TASK BRIEF.
Scan the records and identify every line in which the string "service" occurs, then return those lines.

MATERIAL PROVIDED.
□ □ □ □ □ □ □

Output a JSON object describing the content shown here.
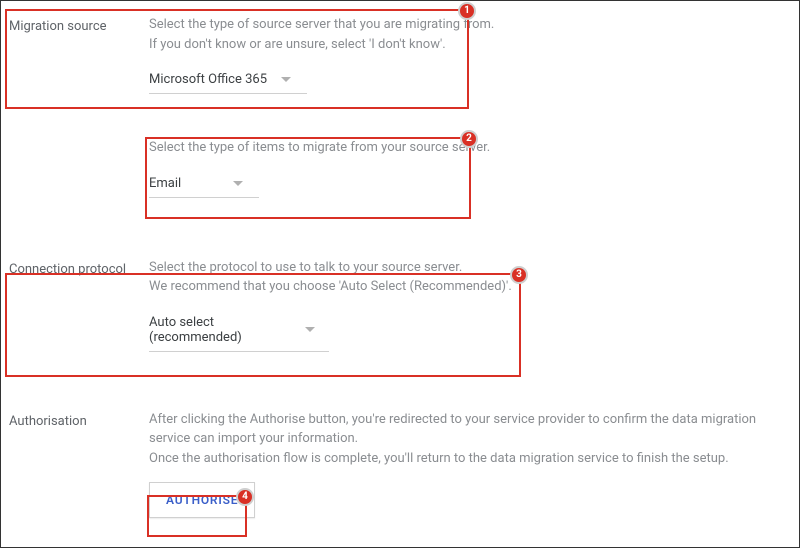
{
  "sections": {
    "source": {
      "label": "Migration source",
      "help1": "Select the type of source server that you are migrating from.",
      "help2": "If you don't know or are unsure, select 'I don't know'.",
      "dropdown": "Microsoft Office 365"
    },
    "items": {
      "help": "Select the type of items to migrate from your source server.",
      "dropdown": "Email"
    },
    "protocol": {
      "label": "Connection protocol",
      "help1": "Select the protocol to use to talk to your source server.",
      "help2": "We recommend that you choose 'Auto Select (Recommended)'.",
      "dropdown": "Auto select (recommended)"
    },
    "auth": {
      "label": "Authorisation",
      "help1": "After clicking the Authorise button, you're redirected to your service provider to confirm the data migration service can import your information.",
      "help2": "Once the authorisation flow is complete, you'll return to the data migration service to finish the setup.",
      "button": "AUTHORISE"
    }
  },
  "callouts": {
    "c1": "1",
    "c2": "2",
    "c3": "3",
    "c4": "4"
  }
}
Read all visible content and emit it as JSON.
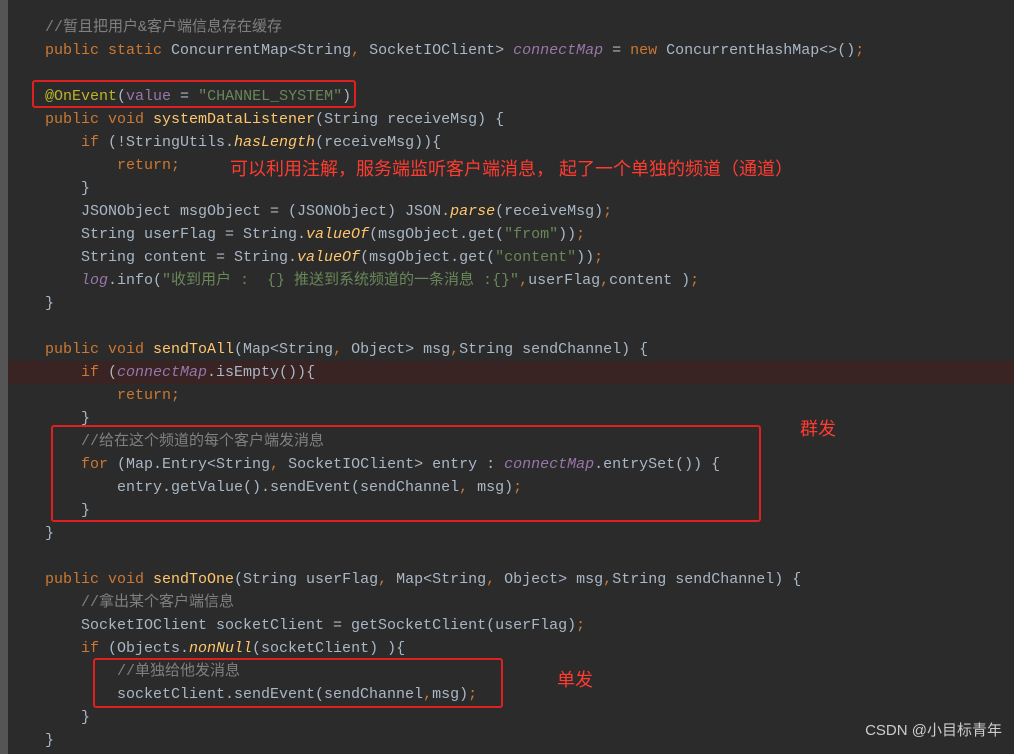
{
  "code": {
    "l1": "//暂且把用户&客户端信息存在缓存",
    "l2_public": "public",
    "l2_static": "static",
    "l2_rest1": " ConcurrentMap<String",
    "l2_c1": ",",
    "l2_rest2": " SocketIOClient> ",
    "l2_field": "connectMap",
    "l2_eq": " = ",
    "l2_new": "new",
    "l2_rest3": " ConcurrentHashMap<>()",
    "l2_semi": ";",
    "l4_anno": "@OnEvent",
    "l4_p1": "(",
    "l4_value": "value",
    "l4_eq": " = ",
    "l4_str": "\"CHANNEL_SYSTEM\"",
    "l4_p2": ")",
    "l5_pub": "public",
    "l5_void": " void ",
    "l5_fn": "systemDataListener",
    "l5_rest": "(String receiveMsg) {",
    "l6_if": "    if",
    "l6_rest": " (!StringUtils.",
    "l6_has": "hasLength",
    "l6_rest2": "(receiveMsg)){",
    "l7_ret": "        return",
    "l7_semi": ";",
    "l8": "    }",
    "l9_a": "    JSONObject msgObject = (JSONObject) JSON.",
    "l9_parse": "parse",
    "l9_b": "(receiveMsg)",
    "l9_semi": ";",
    "l10_a": "    String userFlag = String.",
    "l10_vo": "valueOf",
    "l10_b": "(msgObject.get(",
    "l10_str": "\"from\"",
    "l10_c": "))",
    "l10_semi": ";",
    "l11_a": "    String content = String.",
    "l11_vo": "valueOf",
    "l11_b": "(msgObject.get(",
    "l11_str": "\"content\"",
    "l11_c": "))",
    "l11_semi": ";",
    "l12_log": "    log",
    "l12_a": ".info(",
    "l12_str": "\"收到用户 :  {} 推送到系统频道的一条消息 :{}\"",
    "l12_b": ",",
    "l12_c": "userFlag",
    "l12_d": ",",
    "l12_e": "content )",
    "l12_semi": ";",
    "l13": "}",
    "l15_pub": "public",
    "l15_void": " void ",
    "l15_fn": "sendToAll",
    "l15_rest1": "(Map<String",
    "l15_c1": ",",
    "l15_rest2": " Object> msg",
    "l15_c2": ",",
    "l15_rest3": "String sendChannel) {",
    "l16_if": "    if",
    "l16_a": " (",
    "l16_cm": "connectMap",
    "l16_b": ".isEmpty()){",
    "l17_ret": "        return",
    "l17_semi": ";",
    "l18": "    }",
    "l19": "    //给在这个频道的每个客户端发消息",
    "l20_for": "    for",
    "l20_a": " (Map.Entry<String",
    "l20_c1": ",",
    "l20_b": " SocketIOClient> entry : ",
    "l20_cm": "connectMap",
    "l20_c": ".entrySet()) {",
    "l21_a": "        entry.getValue().sendEvent(sendChannel",
    "l21_c1": ",",
    "l21_b": " msg)",
    "l21_semi": ";",
    "l22": "    }",
    "l23": "}",
    "l25_pub": "public",
    "l25_void": " void ",
    "l25_fn": "sendToOne",
    "l25_a": "(String userFlag",
    "l25_c1": ",",
    "l25_b": " Map<String",
    "l25_c2": ",",
    "l25_c": " Object> msg",
    "l25_c3": ",",
    "l25_d": "String sendChannel) {",
    "l26": "    //拿出某个客户端信息",
    "l27_a": "    SocketIOClient socketClient = getSocketClient(userFlag)",
    "l27_semi": ";",
    "l28_if": "    if",
    "l28_a": " (Objects.",
    "l28_nn": "nonNull",
    "l28_b": "(socketClient) ){",
    "l29": "        //单独给他发消息",
    "l30_a": "        socketClient.sendEvent(sendChannel",
    "l30_c1": ",",
    "l30_b": "msg)",
    "l30_semi": ";",
    "l31": "    }",
    "l32": "}"
  },
  "annotations": {
    "red1": "可以利用注解，服务端监听客户端消息， 起了一个单独的频道（通道）",
    "red2": "群发",
    "red3": "单发"
  },
  "watermark": "CSDN @小目标青年"
}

□ □ □ □ □ □ □

RESPONSE BELOW.
      "help1": "After clicking the Authorise button, you're redirected to your service provider to confirm the data migration service can import your information.",
      "help2": "Once the authorisation flow is complete, you'll return to the data migration service to finish the setup.",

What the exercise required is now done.